_REQUIRED TASK_. Could you print every record below exactly as it appears?

_DATASET ROWS_.
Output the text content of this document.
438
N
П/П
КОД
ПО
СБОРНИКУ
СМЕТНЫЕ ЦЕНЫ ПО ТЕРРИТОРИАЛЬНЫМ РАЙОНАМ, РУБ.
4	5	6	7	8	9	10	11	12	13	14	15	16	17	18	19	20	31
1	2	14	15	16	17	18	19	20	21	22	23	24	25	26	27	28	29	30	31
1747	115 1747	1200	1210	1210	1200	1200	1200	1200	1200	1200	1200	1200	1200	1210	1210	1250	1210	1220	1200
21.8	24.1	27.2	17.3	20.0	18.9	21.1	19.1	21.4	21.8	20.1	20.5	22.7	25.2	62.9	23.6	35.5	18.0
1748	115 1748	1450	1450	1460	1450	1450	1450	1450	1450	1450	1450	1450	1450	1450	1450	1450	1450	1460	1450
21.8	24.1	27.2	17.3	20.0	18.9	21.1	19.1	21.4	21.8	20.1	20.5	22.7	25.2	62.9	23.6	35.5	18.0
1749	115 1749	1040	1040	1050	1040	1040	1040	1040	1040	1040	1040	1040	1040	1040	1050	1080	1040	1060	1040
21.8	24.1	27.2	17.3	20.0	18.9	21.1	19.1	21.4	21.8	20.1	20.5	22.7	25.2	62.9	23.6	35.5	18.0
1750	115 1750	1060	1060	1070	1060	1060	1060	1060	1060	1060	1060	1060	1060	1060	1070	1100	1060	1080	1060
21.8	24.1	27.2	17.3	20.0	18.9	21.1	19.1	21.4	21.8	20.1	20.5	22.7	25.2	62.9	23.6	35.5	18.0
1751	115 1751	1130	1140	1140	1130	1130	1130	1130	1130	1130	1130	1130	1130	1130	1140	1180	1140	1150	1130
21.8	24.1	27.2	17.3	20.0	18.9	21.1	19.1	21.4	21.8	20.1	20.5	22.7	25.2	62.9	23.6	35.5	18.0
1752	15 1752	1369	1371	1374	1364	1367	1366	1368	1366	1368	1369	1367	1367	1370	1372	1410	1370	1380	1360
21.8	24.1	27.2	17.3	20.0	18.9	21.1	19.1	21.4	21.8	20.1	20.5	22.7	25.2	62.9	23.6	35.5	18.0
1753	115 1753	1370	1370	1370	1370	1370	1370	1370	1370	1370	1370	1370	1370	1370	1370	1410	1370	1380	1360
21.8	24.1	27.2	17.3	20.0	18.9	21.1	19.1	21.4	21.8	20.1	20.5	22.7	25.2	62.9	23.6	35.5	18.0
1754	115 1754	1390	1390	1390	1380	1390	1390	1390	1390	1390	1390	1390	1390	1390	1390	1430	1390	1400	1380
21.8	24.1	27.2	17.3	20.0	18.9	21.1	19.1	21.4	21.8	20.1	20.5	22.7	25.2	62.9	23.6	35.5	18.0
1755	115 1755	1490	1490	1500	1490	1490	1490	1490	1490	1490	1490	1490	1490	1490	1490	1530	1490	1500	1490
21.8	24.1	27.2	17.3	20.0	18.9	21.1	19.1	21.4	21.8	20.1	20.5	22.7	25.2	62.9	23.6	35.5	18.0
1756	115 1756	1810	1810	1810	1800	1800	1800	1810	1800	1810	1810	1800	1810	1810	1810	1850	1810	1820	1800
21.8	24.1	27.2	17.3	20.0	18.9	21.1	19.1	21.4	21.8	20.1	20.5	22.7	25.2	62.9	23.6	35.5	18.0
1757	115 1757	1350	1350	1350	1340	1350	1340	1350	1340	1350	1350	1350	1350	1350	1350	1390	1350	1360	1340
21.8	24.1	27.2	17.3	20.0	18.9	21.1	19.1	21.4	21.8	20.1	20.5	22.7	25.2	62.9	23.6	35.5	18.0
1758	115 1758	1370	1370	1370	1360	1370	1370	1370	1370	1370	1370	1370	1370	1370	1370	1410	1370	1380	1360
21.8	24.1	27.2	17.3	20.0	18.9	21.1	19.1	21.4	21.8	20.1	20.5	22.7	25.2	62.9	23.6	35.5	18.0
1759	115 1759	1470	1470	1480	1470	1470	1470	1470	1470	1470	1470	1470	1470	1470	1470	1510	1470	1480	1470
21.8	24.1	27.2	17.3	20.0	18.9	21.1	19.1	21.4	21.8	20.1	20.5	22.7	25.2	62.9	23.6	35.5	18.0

_COMPLETE OUTPUT_.
Output the text content of this document.
438
N
П/П
КОД
ПО
СБОРНИКУ
СМЕТНЫЕ ЦЕНЫ ПО ТЕРРИТОРИАЛЬНЫМ РАЙОНАМ, РУБ.
4	5	6	7	8	9	10	11	12	13	14	15	16	17	18	19	20	31
1	2	14	15	16	17	18	19	20	21	22	23	24	25	26	27	28	29	30	31
1747	115 1747	1200	1210	1210	1200	1200	1200	1200	1200	1200	1200	1200	1200	1210	1210	1250	1210	1220	1200
21.8	24.1	27.2	17.3	20.0	18.9	21.1	19.1	21.4	21.8	20.1	20.5	22.7	25.2	62.9	23.6	35.5	18.0
1748	115 1748	1450	1450	1460	1450	1450	1450	1450	1450	1450	1450	1450	1450	1450	1450	1450	1450	1460	1450
21.8	24.1	27.2	17.3	20.0	18.9	21.1	19.1	21.4	21.8	20.1	20.5	22.7	25.2	62.9	23.6	35.5	18.0
1749	115 1749	1040	1040	1050	1040	1040	1040	1040	1040	1040	1040	1040	1040	1040	1050	1080	1040	1060	1040
21.8	24.1	27.2	17.3	20.0	18.9	21.1	19.1	21.4	21.8	20.1	20.5	22.7	25.2	62.9	23.6	35.5	18.0
1750	115 1750	1060	1060	1070	1060	1060	1060	1060	1060	1060	1060	1060	1060	1060	1070	1100	1060	1080	1060
21.8	24.1	27.2	17.3	20.0	18.9	21.1	19.1	21.4	21.8	20.1	20.5	22.7	25.2	62.9	23.6	35.5	18.0
1751	115 1751	1130	1140	1140	1130	1130	1130	1130	1130	1130	1130	1130	1130	1130	1140	1180	1140	1150	1130
21.8	24.1	27.2	17.3	20.0	18.9	21.1	19.1	21.4	21.8	20.1	20.5	22.7	25.2	62.9	23.6	35.5	18.0
1752	15 1752	1369	1371	1374	1364	1367	1366	1368	1366	1368	1369	1367	1367	1370	1372	1410	1370	1380	1360
21.8	24.1	27.2	17.3	20.0	18.9	21.1	19.1	21.4	21.8	20.1	20.5	22.7	25.2	62.9	23.6	35.5	18.0
1753	115 1753	1370	1370	1370	1370	1370	1370	1370	1370	1370	1370	1370	1370	1370	1370	1410	1370	1380	1360
21.8	24.1	27.2	17.3	20.0	18.9	21.1	19.1	21.4	21.8	20.1	20.5	22.7	25.2	62.9	23.6	35.5	18.0
1754	115 1754	1390	1390	1390	1380	1390	1390	1390	1390	1390	1390	1390	1390	1390	1390	1430	1390	1400	1380
21.8	24.1	27.2	17.3	20.0	18.9	21.1	19.1	21.4	21.8	20.1	20.5	22.7	25.2	62.9	23.6	35.5	18.0
1755	115 1755	1490	1490	1500	1490	1490	1490	1490	1490	1490	1490	1490	1490	1490	1490	1530	1490	1500	1490
21.8	24.1	27.2	17.3	20.0	18.9	21.1	19.1	21.4	21.8	20.1	20.5	22.7	25.2	62.9	23.6	35.5	18.0
1756	115 1756	1810	1810	1810	1800	1800	1800	1810	1800	1810	1810	1800	1810	1810	1810	1850	1810	1820	1800
21.8	24.1	27.2	17.3	20.0	18.9	21.1	19.1	21.4	21.8	20.1	20.5	22.7	25.2	62.9	23.6	35.5	18.0
1757	115 1757	1350	1350	1350	1340	1350	1340	1350	1340	1350	1350	1350	1350	1350	1350	1390	1350	1360	1340
21.8	24.1	27.2	17.3	20.0	18.9	21.1	19.1	21.4	21.8	20.1	20.5	22.7	25.2	62.9	23.6	35.5	18.0
1758	115 1758	1370	1370	1370	1360	1370	1370	1370	1370	1370	1370	1370	1370	1370	1370	1410	1370	1380	1360
21.8	24.1	27.2	17.3	20.0	18.9	21.1	19.1	21.4	21.8	20.1	20.5	22.7	25.2	62.9	23.6	35.5	18.0
1759	115 1759	1470	1470	1480	1470	1470	1470	1470	1470	1470	1470	1470	1470	1470	1470	1510	1470	1480	1470
21.8	24.1	27.2	17.3	20.0	18.9	21.1	19.1	21.4	21.8	20.1	20.5	22.7	25.2	62.9	23.6	35.5	18.0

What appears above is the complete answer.